* **Given request**:
Filter the records for lines holding the string "text".

(Dataset items)
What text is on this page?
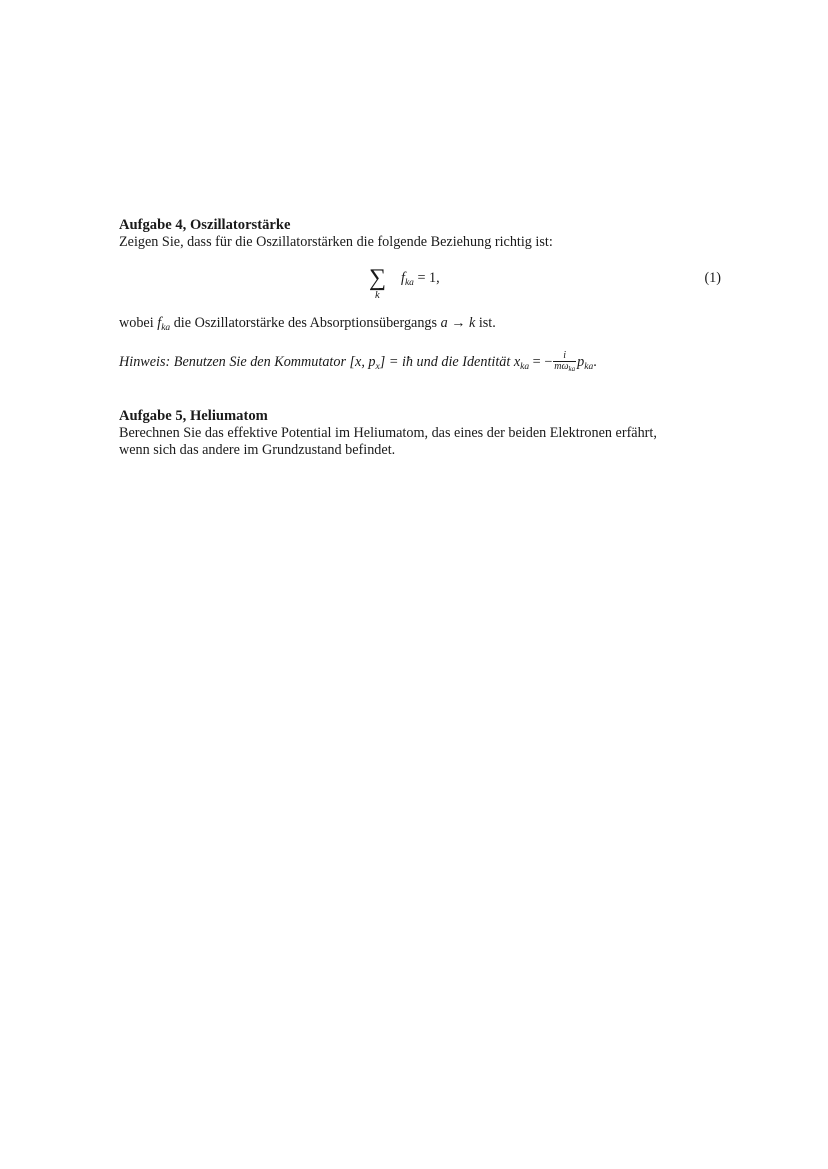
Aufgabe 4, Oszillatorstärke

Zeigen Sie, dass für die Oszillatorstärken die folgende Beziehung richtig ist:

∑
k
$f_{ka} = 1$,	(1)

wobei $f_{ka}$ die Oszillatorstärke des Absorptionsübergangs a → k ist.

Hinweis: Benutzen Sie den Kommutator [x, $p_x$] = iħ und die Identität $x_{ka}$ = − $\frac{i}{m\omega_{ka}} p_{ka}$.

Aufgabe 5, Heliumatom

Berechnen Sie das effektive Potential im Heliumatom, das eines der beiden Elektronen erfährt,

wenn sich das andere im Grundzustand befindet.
--
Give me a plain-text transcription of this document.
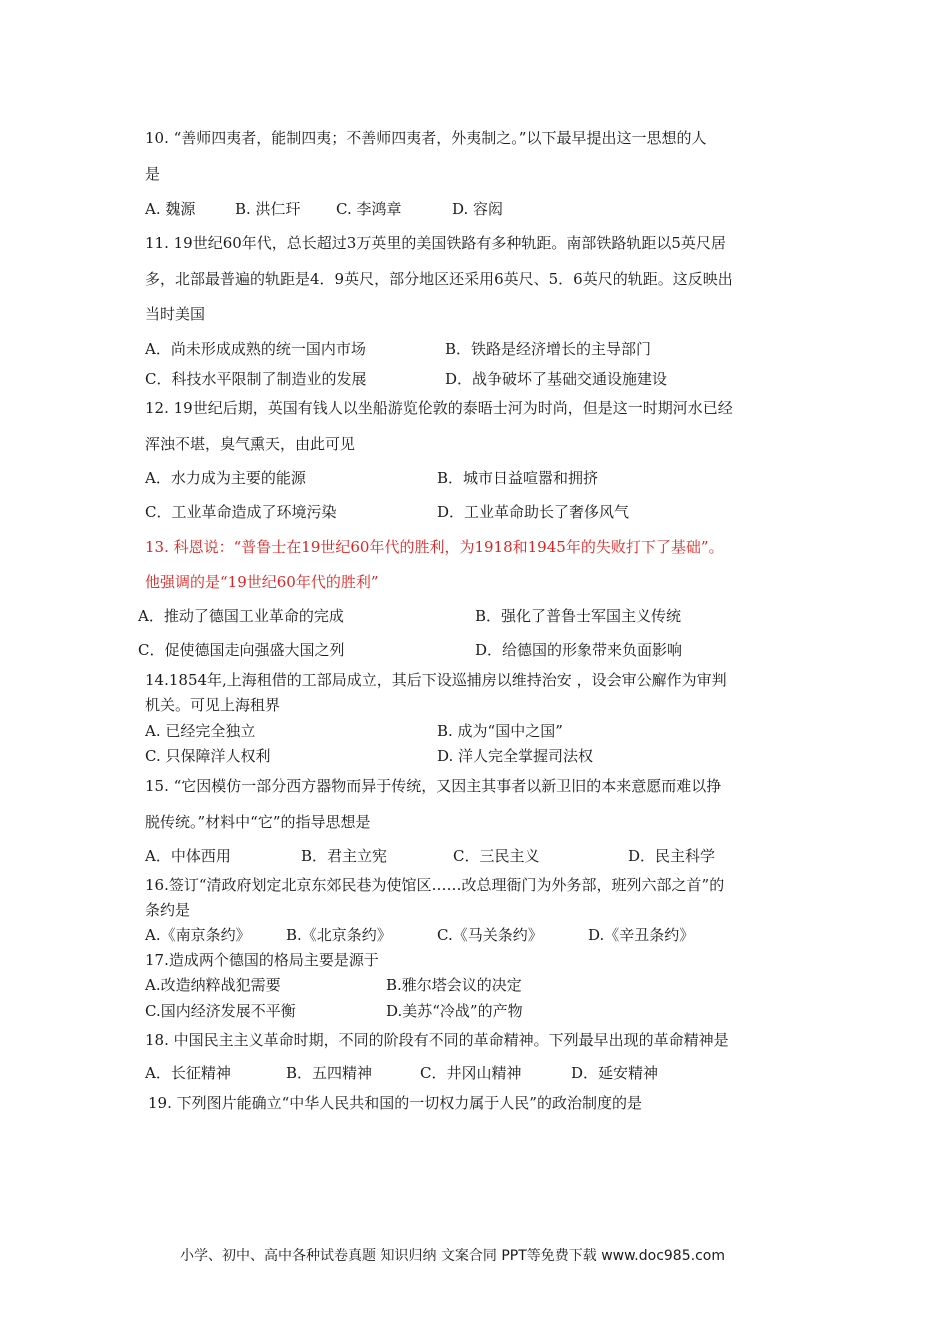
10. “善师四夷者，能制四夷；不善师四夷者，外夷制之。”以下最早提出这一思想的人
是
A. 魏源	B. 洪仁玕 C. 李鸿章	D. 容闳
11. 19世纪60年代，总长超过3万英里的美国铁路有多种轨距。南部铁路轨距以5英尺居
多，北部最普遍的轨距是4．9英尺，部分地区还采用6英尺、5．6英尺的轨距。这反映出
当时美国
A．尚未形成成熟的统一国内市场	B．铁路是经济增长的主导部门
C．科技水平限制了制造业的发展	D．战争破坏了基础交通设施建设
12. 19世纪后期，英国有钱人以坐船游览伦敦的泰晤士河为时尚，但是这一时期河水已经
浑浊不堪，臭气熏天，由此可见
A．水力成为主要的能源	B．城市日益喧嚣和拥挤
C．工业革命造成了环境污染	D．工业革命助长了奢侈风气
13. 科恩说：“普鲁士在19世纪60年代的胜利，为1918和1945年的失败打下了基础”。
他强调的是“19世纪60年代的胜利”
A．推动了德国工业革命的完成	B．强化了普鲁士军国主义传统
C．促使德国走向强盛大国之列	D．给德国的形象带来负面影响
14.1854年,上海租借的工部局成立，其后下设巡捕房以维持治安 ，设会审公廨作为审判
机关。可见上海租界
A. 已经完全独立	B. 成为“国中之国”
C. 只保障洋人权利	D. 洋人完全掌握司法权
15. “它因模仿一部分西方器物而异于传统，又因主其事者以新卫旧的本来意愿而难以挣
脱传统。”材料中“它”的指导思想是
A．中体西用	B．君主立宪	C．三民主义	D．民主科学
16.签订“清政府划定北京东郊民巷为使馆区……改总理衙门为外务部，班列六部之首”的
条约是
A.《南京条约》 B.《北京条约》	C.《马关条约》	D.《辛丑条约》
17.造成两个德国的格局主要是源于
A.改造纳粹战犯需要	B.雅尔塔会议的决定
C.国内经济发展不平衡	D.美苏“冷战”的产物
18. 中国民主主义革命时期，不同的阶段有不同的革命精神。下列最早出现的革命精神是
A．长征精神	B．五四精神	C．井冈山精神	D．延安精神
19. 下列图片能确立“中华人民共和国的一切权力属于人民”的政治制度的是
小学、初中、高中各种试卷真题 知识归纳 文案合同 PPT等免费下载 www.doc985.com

* **Written answer**:
What text is on this page?
Give me a plain-text transcription of this document.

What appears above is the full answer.